* [TASK INSTRUCTIONS]
Scan the listing and work out how many lines contain the word "highlight". Nothing but the number should be given.
[start MATERIAL TO PROCESS]
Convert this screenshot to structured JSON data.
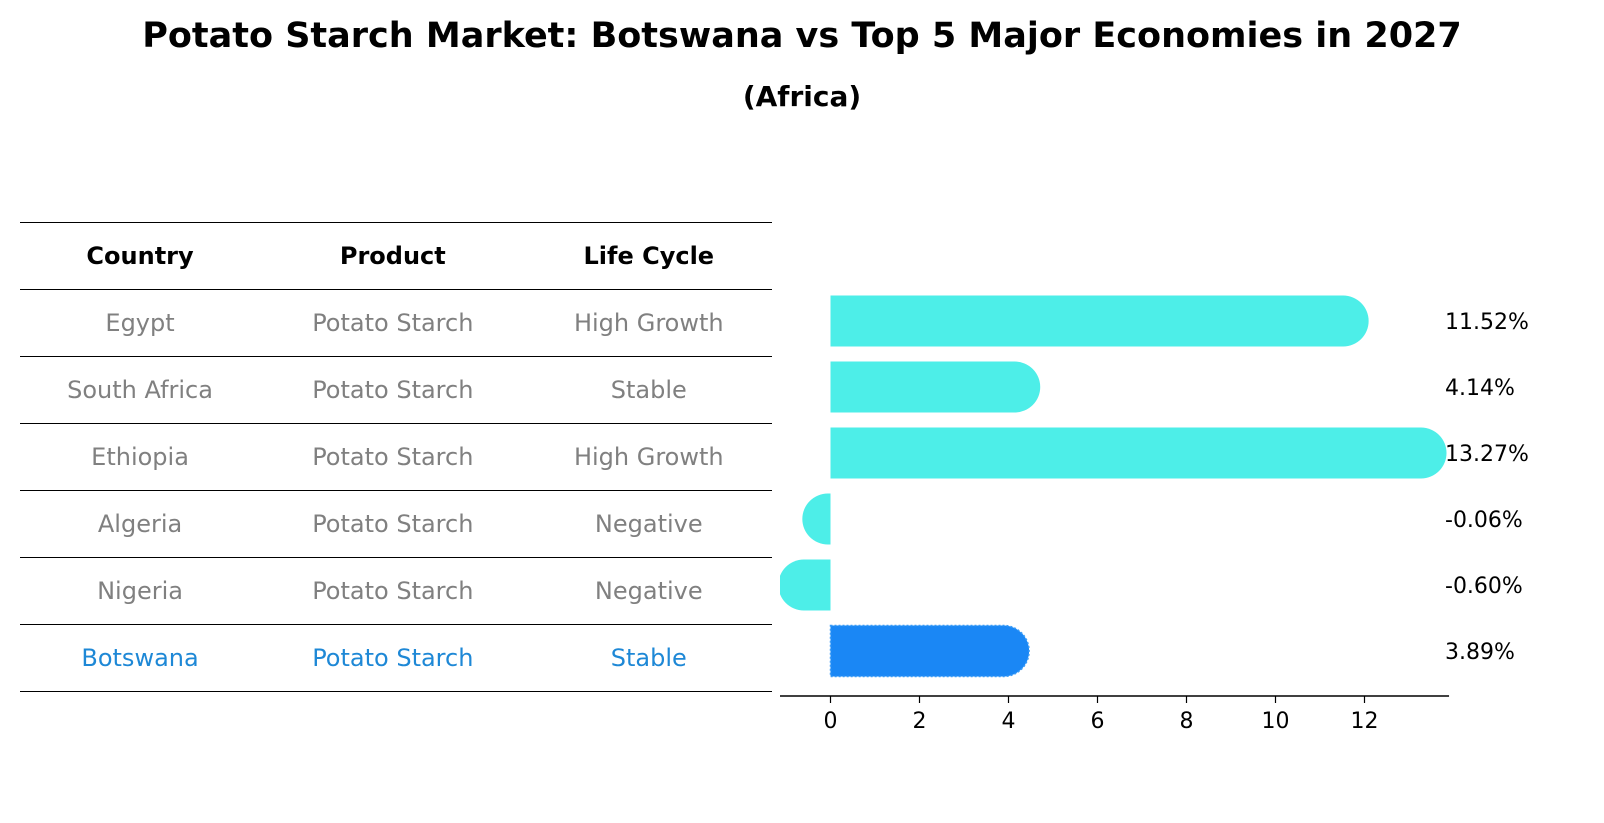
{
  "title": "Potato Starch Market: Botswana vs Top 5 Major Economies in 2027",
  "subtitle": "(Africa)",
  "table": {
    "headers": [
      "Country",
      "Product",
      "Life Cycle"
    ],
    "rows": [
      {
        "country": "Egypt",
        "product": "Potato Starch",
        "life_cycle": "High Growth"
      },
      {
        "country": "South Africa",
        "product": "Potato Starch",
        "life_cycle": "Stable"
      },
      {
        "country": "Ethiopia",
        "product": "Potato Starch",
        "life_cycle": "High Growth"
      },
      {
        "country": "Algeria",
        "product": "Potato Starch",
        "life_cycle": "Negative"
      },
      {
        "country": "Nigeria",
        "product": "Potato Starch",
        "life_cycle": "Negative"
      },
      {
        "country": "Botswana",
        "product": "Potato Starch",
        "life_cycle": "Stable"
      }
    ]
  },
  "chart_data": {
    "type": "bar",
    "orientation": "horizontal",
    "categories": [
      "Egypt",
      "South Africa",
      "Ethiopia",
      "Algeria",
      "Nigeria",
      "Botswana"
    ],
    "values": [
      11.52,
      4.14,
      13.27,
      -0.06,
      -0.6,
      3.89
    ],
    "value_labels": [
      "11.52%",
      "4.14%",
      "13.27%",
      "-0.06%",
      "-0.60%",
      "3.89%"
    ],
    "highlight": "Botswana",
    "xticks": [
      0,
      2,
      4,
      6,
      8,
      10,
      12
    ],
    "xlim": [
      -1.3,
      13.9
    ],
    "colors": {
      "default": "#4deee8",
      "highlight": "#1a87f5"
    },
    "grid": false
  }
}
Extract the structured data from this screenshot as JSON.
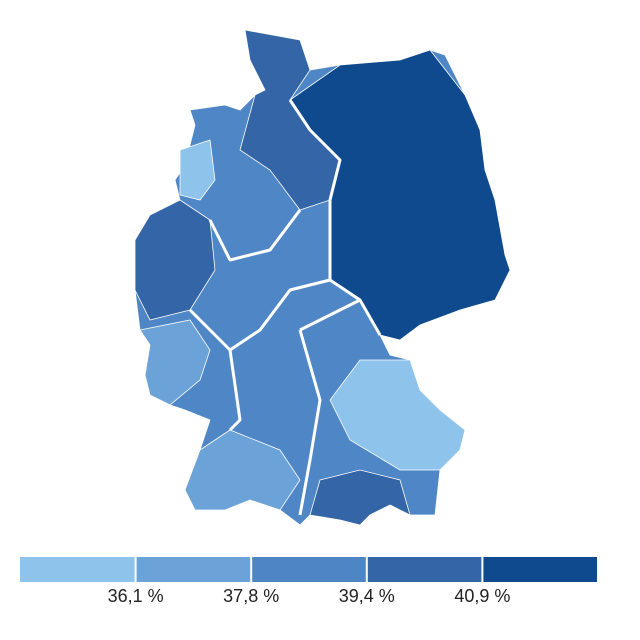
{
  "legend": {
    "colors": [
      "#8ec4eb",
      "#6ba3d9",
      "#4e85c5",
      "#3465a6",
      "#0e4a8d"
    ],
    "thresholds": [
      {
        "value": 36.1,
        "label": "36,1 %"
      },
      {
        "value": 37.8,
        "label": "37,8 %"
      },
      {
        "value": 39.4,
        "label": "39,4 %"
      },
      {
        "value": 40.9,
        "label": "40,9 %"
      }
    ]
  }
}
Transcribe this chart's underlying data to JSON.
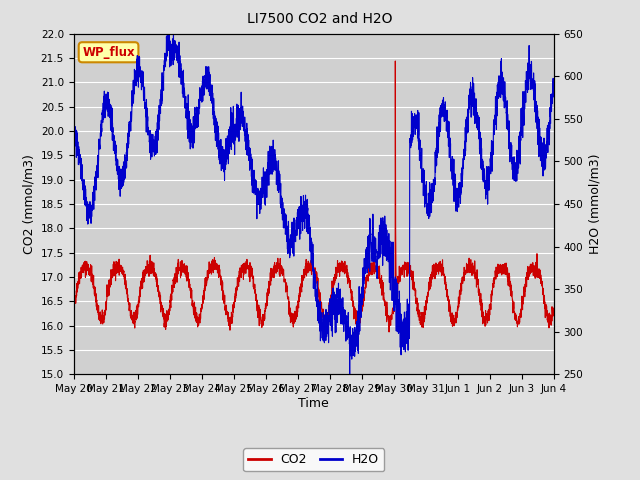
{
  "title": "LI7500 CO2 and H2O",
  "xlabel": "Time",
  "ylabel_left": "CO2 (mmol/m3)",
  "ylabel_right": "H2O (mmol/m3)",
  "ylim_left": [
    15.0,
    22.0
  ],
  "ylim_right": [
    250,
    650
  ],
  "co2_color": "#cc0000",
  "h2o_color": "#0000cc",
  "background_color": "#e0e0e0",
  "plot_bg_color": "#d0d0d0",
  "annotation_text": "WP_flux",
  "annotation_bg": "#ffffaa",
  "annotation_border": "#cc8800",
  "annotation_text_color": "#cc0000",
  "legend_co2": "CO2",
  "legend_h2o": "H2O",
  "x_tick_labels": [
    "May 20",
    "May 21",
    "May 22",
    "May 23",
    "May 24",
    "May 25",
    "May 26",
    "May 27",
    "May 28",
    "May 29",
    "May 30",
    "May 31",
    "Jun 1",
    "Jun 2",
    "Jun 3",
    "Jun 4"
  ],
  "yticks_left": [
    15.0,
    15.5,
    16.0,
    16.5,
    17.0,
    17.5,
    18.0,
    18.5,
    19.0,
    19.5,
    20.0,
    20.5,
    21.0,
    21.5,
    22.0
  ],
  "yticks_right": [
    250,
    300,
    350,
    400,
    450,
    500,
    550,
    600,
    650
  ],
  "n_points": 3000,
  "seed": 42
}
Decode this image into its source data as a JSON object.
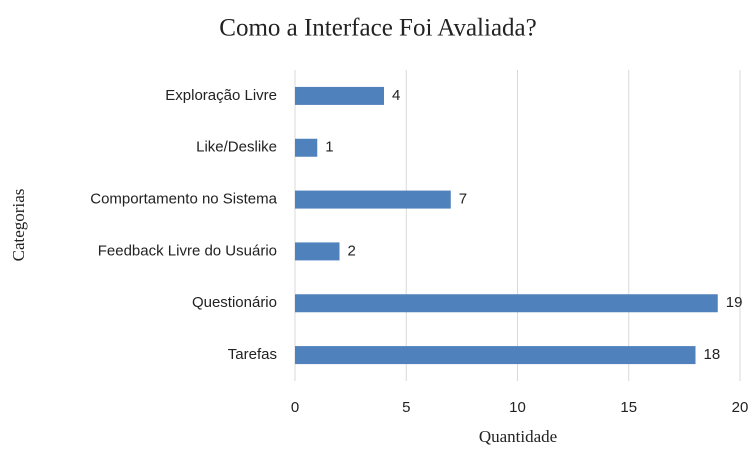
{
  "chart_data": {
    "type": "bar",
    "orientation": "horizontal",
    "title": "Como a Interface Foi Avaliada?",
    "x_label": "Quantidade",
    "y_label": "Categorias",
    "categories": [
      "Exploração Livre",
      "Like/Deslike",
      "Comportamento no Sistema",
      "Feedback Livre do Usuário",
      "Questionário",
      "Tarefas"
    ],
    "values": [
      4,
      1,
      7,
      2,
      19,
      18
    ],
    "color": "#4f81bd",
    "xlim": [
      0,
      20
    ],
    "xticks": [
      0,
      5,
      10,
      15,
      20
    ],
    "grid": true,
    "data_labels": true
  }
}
[end MATERIAL TO PROCESS]
* [FINAL RESULT]
2